Task statement:
From the entries below, pull out each line where "colors" appears.

Data supplied:
***
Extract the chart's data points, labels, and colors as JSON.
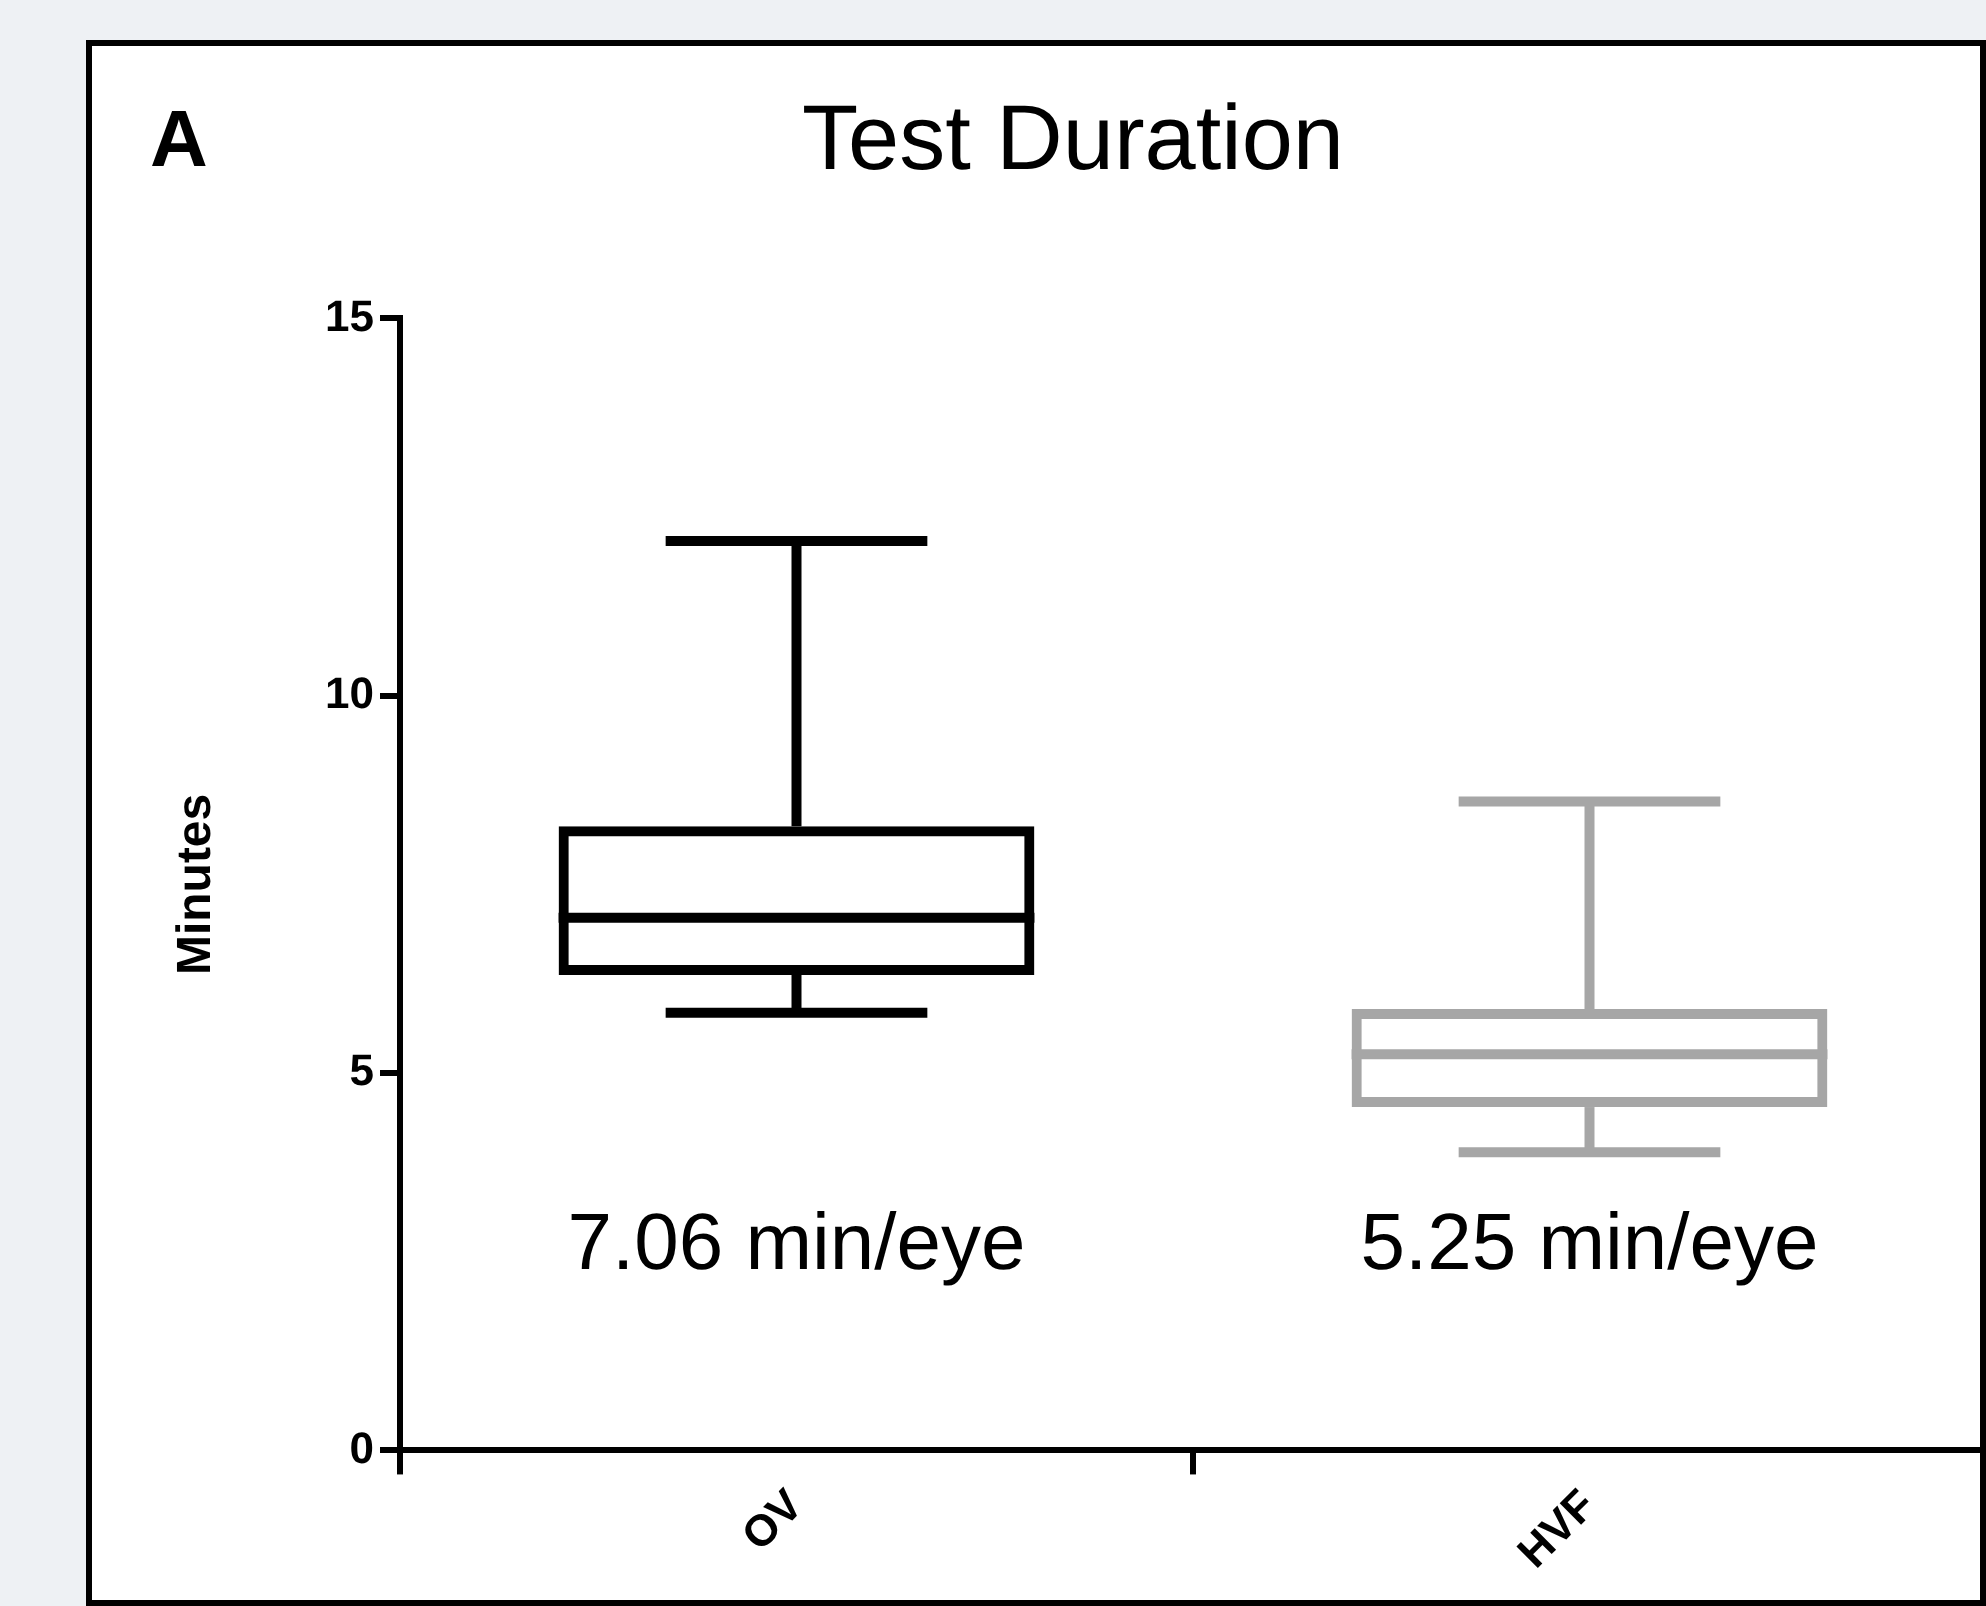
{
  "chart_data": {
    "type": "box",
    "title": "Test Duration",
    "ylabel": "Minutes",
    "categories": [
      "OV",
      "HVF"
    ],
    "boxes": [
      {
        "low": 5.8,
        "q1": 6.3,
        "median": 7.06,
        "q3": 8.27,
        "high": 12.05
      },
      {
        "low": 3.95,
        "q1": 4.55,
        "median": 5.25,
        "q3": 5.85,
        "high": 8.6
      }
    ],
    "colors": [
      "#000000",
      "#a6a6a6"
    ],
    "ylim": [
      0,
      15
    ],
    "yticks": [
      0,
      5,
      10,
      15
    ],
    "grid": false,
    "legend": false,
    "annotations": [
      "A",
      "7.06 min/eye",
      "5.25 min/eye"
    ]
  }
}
***
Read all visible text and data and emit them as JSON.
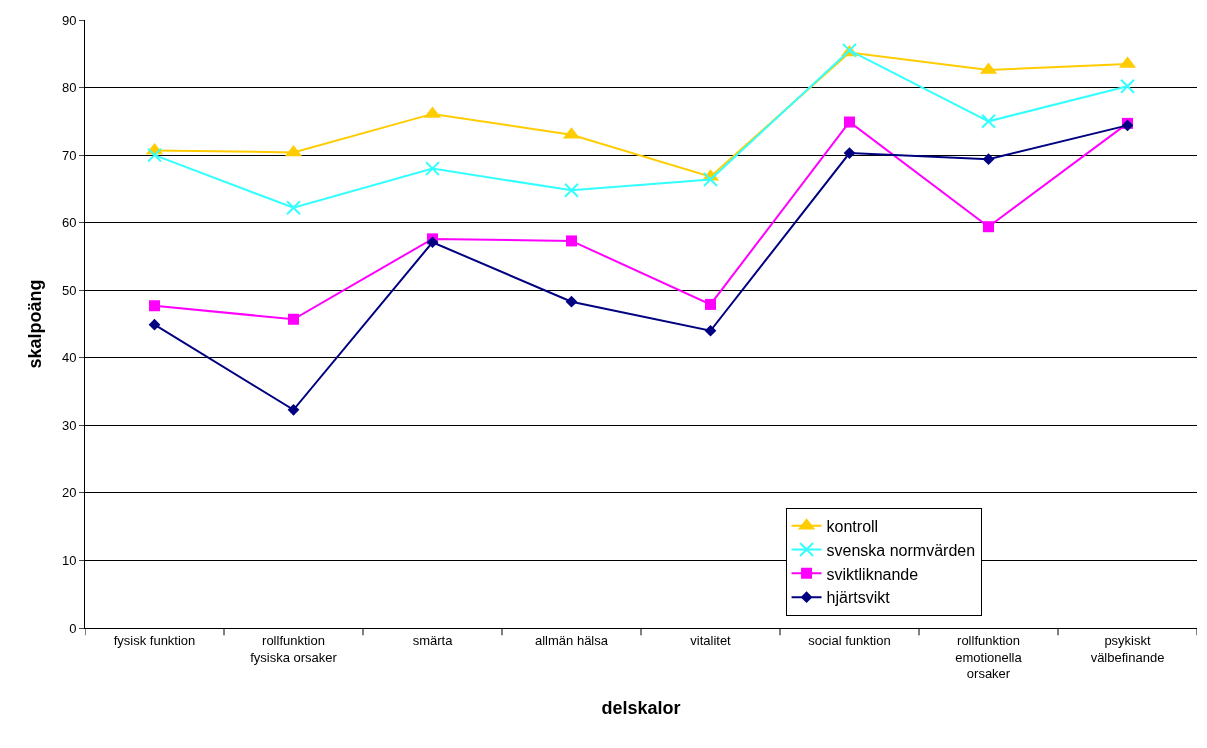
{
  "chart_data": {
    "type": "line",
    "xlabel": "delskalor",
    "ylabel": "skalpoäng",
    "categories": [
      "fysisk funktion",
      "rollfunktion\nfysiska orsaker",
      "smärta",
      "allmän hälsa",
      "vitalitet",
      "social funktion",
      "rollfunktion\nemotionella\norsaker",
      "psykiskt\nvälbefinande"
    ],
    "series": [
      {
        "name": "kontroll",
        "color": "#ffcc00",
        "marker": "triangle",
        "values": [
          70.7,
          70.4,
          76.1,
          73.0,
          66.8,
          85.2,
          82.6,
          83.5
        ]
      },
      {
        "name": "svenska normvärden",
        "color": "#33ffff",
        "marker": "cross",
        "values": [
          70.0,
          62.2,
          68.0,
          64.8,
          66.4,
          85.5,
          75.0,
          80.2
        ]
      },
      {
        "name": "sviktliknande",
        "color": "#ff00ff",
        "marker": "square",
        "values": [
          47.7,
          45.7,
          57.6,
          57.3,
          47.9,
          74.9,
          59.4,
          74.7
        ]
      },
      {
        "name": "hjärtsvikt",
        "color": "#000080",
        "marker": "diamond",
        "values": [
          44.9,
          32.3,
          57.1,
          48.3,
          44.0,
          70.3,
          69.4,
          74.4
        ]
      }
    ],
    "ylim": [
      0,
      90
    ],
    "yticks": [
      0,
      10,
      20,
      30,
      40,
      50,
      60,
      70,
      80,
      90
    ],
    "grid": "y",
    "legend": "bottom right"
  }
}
***
Final result:
Extract the chart's data points, labels, and colors as JSON.
    "colors": [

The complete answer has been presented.